§ Selected excerpt
- Opening Delimiter -

- Procter & Gamble reported adjusted earnings of $1.17 per share on revenue of $17.21 billion.
- Its U.S. sales surged as consumers stocked up on staples like toilet paper ahead of the coronavirus outbreak.
- Changes in foreign currency hurt P&G's overall revenue, causing the company to cut its sales forecast.
Procter & Gamble on Friday reported that its fiscal third-quarter U.S. sales surged 10% as consumers stocked up on staples like Charmin toilet paper and Bounty paper towels ahead of the coronavirus outbreak.
But the consumer products giant cut its revenue forecast for fiscal 2020, citing headwinds from foreign currency.
Shares of the company rose less than 1% in premarket trading. The stock, which has a market value of $305 billion, has fallen 1% in 2020.
Jon Moeller, who holds both the chief operating officer and chief financial officer titles, said that the coronavirus pandemic could spark permanent changes in consumer behavior when it comes to certain products.
"We will serve what will likely become a forever-altered health, hygiene and cleaning focus for consumers who use our products daily or multiple times each day," Moeller said.
To date, there have been more than 2.1 million Covid-19 cases reported globally, with more than 671,400 in the U.S., according to Johns Hopkins University. At least 146,000 people have died. To stop the spread of the virus, public health officials have recommended frequent cleaning and handwashing as well as social distancing measures.
Here's how Procter & Gamble did for the quarter ended March 31 versus what analysts expected based on a survey of analysts by Refinitiv:
- Earnings per share: $1.17 adjusted vs. $1.13
- Revenue: $17.21 billion vs. $17.46 billion
P&G reported fiscal third-quarter net income of $2.92 billion, or $1.12 per share, up from $2.75 million, or $1.04 per share, a year earlier. Excluding items, it earned $1.17 per share.

- Closing Delimiter -

§ Apply what you read
1 > By what percentage did Procter & Gamble's fiscal third-quarter U.S. sales rise, according to the earnings report?
2 > Continue the Procter & Gamble earnings report from after its final sentence.

§ Study material

- Opening Delimiter -

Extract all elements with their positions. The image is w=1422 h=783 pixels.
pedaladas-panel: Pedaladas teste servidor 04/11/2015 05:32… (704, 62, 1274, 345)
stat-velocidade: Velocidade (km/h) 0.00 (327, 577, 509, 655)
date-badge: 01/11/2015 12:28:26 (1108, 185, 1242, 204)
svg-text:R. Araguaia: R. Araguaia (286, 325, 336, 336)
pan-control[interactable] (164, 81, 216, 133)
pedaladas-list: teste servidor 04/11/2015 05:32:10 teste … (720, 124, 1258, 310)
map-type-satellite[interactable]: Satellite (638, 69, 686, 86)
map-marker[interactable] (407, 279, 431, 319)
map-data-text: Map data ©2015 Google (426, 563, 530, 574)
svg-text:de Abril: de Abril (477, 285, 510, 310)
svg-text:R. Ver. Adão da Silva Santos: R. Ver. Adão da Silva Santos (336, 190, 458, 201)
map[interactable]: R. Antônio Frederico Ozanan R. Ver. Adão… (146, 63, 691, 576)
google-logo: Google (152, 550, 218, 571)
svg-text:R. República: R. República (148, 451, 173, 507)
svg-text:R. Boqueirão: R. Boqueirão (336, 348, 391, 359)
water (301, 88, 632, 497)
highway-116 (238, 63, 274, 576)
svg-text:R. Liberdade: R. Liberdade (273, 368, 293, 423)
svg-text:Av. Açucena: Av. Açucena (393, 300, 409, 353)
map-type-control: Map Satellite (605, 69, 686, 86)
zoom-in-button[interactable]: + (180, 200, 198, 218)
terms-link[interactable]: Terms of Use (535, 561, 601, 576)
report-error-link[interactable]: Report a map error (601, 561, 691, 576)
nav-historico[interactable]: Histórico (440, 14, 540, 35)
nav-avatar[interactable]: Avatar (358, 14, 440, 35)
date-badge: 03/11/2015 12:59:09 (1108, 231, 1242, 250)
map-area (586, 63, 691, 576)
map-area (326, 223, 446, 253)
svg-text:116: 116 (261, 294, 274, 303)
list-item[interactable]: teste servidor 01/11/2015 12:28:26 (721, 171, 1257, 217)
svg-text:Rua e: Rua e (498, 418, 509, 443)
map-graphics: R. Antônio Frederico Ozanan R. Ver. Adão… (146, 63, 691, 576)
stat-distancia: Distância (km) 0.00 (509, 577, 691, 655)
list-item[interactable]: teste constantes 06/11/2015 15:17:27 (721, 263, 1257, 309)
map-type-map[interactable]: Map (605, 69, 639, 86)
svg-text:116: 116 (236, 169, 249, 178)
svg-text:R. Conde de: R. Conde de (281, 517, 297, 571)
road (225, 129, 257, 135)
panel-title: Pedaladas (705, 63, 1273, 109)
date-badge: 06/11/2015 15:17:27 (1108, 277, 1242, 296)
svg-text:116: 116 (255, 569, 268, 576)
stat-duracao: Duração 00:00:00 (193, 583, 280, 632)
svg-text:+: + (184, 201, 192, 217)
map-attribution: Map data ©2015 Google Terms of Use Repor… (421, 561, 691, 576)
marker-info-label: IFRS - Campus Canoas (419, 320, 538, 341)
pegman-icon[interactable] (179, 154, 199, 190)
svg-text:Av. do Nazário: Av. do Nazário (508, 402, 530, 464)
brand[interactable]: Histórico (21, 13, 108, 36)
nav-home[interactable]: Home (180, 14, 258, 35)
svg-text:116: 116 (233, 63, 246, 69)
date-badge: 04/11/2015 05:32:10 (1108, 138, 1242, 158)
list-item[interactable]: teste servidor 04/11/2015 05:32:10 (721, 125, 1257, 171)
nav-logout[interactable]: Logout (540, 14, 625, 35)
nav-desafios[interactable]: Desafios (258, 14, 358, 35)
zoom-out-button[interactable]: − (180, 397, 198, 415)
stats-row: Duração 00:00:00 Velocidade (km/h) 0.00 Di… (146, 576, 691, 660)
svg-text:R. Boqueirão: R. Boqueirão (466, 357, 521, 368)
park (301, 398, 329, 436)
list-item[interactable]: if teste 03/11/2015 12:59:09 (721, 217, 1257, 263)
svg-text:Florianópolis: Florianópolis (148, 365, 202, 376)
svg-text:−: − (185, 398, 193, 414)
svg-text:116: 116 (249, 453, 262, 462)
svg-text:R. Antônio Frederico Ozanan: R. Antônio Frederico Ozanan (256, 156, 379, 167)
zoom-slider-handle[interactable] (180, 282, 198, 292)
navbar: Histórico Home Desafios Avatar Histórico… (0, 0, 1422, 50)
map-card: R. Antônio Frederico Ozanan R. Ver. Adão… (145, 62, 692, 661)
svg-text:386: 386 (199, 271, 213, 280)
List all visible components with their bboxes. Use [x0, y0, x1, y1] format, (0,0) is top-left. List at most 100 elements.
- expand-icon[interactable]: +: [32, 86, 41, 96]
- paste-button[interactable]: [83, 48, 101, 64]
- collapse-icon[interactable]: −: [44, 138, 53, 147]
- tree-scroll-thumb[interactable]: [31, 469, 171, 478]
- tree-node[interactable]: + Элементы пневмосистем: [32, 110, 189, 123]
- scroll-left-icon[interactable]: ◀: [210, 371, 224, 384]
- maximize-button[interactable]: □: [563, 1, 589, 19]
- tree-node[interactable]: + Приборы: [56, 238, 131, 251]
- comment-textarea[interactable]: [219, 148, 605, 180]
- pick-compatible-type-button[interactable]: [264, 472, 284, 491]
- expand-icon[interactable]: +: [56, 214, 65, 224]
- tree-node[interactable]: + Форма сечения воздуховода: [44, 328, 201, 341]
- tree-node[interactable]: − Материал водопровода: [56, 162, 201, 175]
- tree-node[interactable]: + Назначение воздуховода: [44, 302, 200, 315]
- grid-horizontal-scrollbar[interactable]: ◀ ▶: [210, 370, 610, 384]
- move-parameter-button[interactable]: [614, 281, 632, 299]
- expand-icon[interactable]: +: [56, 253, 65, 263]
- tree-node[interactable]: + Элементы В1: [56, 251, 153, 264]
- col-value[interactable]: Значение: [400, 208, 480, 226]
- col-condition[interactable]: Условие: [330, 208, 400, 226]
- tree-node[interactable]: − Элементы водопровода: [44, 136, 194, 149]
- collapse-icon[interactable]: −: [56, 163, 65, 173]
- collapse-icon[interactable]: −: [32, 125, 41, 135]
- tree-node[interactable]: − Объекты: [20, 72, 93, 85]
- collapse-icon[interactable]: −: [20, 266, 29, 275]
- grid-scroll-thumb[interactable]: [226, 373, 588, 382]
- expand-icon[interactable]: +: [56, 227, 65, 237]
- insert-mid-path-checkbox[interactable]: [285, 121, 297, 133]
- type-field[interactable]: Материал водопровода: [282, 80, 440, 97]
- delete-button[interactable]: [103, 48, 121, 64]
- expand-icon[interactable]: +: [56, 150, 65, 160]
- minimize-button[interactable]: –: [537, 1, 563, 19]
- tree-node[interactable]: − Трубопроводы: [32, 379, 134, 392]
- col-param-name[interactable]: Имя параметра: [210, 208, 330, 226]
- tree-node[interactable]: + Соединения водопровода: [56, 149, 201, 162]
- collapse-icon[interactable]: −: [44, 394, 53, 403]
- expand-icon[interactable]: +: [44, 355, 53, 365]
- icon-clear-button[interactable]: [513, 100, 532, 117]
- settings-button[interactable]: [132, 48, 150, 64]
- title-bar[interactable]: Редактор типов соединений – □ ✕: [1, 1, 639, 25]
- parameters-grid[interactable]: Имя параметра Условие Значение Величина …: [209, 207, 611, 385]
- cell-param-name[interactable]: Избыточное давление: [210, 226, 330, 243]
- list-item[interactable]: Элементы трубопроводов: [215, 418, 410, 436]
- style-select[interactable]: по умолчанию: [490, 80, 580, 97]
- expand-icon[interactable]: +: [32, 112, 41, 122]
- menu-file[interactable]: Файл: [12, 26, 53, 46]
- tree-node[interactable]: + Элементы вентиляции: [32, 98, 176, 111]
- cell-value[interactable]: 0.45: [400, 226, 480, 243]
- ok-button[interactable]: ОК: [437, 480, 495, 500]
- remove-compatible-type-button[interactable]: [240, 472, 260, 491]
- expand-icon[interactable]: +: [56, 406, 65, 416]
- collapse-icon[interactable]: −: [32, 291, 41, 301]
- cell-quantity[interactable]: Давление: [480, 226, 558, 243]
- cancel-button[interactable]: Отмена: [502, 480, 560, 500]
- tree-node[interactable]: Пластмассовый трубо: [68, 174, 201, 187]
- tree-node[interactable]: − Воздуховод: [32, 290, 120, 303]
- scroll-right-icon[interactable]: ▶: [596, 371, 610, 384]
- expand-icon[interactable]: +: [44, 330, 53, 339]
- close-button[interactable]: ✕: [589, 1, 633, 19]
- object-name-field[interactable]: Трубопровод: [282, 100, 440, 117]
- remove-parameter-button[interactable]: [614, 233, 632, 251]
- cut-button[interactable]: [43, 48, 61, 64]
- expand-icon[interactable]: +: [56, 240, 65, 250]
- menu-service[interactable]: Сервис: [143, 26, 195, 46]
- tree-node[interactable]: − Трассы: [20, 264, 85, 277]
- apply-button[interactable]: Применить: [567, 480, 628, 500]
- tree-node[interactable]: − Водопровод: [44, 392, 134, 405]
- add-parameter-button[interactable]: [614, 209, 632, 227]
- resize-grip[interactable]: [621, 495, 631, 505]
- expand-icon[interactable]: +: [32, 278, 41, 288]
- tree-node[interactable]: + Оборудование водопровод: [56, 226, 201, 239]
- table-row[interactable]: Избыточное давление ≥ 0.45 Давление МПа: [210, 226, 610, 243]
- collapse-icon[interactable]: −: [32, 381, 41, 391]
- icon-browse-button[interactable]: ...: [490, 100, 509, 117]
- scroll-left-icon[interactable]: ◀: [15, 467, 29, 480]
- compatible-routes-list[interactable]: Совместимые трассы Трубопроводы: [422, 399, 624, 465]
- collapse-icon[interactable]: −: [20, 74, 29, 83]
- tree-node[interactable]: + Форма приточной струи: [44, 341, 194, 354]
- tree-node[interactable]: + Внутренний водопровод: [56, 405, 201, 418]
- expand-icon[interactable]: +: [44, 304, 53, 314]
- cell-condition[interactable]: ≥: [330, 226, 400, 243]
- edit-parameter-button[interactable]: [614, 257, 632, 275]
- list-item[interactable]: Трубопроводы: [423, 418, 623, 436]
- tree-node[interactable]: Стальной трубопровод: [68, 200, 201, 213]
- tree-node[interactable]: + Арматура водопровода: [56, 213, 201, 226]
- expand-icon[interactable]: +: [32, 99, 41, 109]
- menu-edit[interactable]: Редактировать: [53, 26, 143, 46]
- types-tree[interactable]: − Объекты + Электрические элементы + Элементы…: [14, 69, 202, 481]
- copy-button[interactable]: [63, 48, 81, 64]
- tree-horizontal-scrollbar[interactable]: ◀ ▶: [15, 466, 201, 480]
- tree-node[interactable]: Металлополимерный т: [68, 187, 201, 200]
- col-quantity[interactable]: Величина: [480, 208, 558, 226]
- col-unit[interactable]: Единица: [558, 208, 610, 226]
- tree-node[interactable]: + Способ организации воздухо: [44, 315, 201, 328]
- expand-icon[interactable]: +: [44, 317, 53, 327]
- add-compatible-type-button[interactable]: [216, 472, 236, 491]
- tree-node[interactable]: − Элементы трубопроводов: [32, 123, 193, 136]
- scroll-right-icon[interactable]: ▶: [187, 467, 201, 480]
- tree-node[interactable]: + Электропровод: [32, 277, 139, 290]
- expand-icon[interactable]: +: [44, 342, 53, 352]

- Closing Delimiter -

§ Written answers
1 > 10%

2 >
Net sales rose 5% to $17.21 billion. Organic revenue, which strips out the impact of foreign currency, divestitures and acquisitions, rose 6% during the quarter.
Organic sales for P&G's fabric and home-care segment, which includes brands like Tide and Ariel, rose 10% in the quarter. Consumers are doing more weekly loads of laundry with more items of clothing being washed after being worn once, Moeller said. They're also cleaning up more spills from home-cooked meals, boosting sales for Swiffer and Mr. Clean products.
Its baby, feminine and family care business, which includes Pampers, saw organic sales rise 7%, even though demand for its baby products weakened in China, its second-largest market. Retail sales disruptions in China hurt its beauty segment, with its sales of its pricey SK-II skincare line declining by double digits.
The company warned in February that its third-quarter profits and revenue would take a hit as the Covid-19 outbreak caused supply chain interruptions and weaker demand in China. Sales in China fell 8%, excluding travel retail.
P&G's grooming business, which includes Gillette and Venus, was the only segment to report shrinking organic sales. Moeller said that people are shaving less frequently compared to before the coronavirus crisis.
The company is donating razors to hospitals and health-care workers as the Centers for Disease Control and Prevention recommends shaving beards so masks can fit tightly on the face. P&G is also producing millions of masks for its own employees and to donate worldwide.
P&G maintained its outlook for organic sales growth for the fiscal year but said revenue will be lower than expected due to the impact of foreign exchange. It now predicts fiscal 2020 sales will rise 3% to 4%, down from a prior range of 4% to 5% growth.
The company also backed its prior fiscal 2020 earnings forecast, which calls for growth of 235% to 245% on a per-share basis, due to impairment charges from the Gillette shaving business in 2019. Excluding items, adjusted earnings per share will be up 8% to 11%, P&G said.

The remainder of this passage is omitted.